> Data entries
#####
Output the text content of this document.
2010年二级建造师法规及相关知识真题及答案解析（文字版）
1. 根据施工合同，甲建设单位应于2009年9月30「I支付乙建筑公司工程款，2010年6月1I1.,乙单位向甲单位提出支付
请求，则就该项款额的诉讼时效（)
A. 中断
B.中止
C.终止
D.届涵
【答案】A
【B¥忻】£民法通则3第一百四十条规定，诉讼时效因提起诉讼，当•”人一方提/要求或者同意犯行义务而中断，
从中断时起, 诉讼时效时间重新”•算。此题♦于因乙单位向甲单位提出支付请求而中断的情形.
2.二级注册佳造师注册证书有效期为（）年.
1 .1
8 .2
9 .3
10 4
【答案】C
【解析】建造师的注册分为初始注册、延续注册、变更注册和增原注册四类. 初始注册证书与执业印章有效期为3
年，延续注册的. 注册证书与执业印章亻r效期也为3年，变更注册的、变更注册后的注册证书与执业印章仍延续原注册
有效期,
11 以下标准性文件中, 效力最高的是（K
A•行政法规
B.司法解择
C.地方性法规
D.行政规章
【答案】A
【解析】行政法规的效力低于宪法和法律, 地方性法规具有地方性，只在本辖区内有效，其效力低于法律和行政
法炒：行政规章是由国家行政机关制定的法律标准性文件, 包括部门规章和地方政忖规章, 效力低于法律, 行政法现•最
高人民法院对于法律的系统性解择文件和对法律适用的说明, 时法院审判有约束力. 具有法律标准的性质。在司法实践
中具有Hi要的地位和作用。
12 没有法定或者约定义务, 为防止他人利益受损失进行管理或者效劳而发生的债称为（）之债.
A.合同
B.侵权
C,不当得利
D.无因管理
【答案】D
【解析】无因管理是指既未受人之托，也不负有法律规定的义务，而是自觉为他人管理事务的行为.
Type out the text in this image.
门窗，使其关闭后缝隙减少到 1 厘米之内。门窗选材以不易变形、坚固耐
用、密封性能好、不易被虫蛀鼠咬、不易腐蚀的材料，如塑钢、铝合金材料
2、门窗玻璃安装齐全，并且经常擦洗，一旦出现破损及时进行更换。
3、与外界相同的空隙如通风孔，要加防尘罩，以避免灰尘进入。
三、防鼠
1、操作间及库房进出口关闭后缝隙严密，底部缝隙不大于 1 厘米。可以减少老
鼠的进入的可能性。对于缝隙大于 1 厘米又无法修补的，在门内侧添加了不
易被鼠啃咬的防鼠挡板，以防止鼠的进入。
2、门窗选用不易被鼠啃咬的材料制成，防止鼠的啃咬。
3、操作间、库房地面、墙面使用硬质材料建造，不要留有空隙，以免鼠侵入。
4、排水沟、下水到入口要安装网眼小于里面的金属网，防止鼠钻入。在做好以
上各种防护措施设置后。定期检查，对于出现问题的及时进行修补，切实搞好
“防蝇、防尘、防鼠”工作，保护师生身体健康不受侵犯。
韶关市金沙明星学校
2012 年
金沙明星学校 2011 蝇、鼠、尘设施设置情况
#####
> Goal
Scan the material above for the word "text". Copy each line where it occurs.

> Full solution
Output the text content of this document.
Type out the text in this image.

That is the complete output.